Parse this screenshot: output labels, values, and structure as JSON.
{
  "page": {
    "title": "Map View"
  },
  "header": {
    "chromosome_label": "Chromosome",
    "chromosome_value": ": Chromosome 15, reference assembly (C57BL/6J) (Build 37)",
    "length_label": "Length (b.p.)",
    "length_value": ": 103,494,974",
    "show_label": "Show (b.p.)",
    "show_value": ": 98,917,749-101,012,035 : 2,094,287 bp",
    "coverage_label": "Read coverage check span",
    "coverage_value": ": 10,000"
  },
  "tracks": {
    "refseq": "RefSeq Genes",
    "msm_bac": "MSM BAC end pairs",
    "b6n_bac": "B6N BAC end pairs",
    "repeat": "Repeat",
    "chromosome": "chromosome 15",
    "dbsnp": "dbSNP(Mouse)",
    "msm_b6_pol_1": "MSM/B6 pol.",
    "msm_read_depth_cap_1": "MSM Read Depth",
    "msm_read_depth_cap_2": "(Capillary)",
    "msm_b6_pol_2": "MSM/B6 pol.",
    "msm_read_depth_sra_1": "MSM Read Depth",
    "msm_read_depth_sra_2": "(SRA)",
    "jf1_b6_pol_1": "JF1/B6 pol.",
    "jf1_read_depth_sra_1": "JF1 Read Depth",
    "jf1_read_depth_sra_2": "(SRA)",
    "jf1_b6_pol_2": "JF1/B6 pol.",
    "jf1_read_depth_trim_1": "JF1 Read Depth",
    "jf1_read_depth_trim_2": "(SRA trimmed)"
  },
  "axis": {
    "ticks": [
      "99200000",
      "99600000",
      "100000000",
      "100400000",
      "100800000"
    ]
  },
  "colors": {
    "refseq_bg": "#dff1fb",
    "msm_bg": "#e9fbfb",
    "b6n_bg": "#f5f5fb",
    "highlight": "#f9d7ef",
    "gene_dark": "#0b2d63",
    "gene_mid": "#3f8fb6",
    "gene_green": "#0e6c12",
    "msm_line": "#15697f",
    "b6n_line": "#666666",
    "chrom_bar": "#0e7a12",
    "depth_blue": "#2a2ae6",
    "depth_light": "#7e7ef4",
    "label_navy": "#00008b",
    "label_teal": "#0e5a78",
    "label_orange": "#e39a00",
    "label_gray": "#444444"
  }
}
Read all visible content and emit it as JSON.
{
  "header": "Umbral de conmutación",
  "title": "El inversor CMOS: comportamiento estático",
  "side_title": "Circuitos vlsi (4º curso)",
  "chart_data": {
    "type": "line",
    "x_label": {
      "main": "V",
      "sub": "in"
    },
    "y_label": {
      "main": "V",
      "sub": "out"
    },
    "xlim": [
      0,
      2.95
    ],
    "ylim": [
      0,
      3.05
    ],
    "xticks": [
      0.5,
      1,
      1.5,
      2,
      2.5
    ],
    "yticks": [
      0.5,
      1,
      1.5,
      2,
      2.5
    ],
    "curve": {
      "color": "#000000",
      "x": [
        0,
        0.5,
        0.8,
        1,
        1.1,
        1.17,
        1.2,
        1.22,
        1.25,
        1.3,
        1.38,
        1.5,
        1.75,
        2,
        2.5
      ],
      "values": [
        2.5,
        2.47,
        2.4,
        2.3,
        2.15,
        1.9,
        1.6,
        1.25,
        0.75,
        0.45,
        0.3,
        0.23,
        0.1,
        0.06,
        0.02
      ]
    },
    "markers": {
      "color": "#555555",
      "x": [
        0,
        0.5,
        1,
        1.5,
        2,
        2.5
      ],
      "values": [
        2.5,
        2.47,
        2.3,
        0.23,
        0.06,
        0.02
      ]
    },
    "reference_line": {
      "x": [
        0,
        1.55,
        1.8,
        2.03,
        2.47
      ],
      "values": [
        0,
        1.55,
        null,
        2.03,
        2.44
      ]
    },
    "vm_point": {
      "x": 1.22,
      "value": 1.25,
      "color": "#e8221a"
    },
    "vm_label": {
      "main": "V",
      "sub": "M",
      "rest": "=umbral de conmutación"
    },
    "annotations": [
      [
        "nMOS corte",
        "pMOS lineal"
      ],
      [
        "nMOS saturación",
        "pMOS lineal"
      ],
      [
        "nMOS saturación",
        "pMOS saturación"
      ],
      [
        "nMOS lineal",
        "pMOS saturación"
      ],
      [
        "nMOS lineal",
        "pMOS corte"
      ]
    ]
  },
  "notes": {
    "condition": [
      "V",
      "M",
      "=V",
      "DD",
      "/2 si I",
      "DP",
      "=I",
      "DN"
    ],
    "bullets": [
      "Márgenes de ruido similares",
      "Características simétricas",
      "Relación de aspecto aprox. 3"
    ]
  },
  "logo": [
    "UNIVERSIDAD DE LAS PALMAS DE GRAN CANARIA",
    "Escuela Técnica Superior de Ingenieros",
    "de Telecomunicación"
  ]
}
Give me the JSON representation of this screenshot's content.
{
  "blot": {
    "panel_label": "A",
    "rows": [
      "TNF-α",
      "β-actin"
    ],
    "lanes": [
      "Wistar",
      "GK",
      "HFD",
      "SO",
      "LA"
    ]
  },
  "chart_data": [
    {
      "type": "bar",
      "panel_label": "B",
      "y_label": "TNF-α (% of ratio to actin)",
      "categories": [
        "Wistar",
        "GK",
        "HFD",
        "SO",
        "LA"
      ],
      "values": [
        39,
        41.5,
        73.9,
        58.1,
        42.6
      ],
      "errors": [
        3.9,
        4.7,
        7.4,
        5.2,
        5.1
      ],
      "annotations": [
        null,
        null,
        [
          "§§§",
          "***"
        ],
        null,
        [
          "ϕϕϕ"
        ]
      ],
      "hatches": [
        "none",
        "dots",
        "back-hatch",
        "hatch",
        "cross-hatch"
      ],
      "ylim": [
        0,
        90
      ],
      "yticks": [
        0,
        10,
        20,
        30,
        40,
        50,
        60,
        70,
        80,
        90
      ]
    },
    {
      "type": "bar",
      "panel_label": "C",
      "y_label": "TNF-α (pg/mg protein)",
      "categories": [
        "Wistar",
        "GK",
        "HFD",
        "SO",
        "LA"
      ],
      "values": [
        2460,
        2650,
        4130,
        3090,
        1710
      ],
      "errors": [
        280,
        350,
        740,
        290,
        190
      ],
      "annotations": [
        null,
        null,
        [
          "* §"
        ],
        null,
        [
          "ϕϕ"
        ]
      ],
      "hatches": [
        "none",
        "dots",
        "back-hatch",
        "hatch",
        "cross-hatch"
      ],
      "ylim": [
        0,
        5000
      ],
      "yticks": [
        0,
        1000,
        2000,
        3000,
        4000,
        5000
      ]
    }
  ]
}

- **The task**
Pull out each line of the entries that contains "screenshot".

- **Answer section**
Parse this screenshot: output labels, values, and structure as JSON.
Give me the JSON representation of this screenshot's content.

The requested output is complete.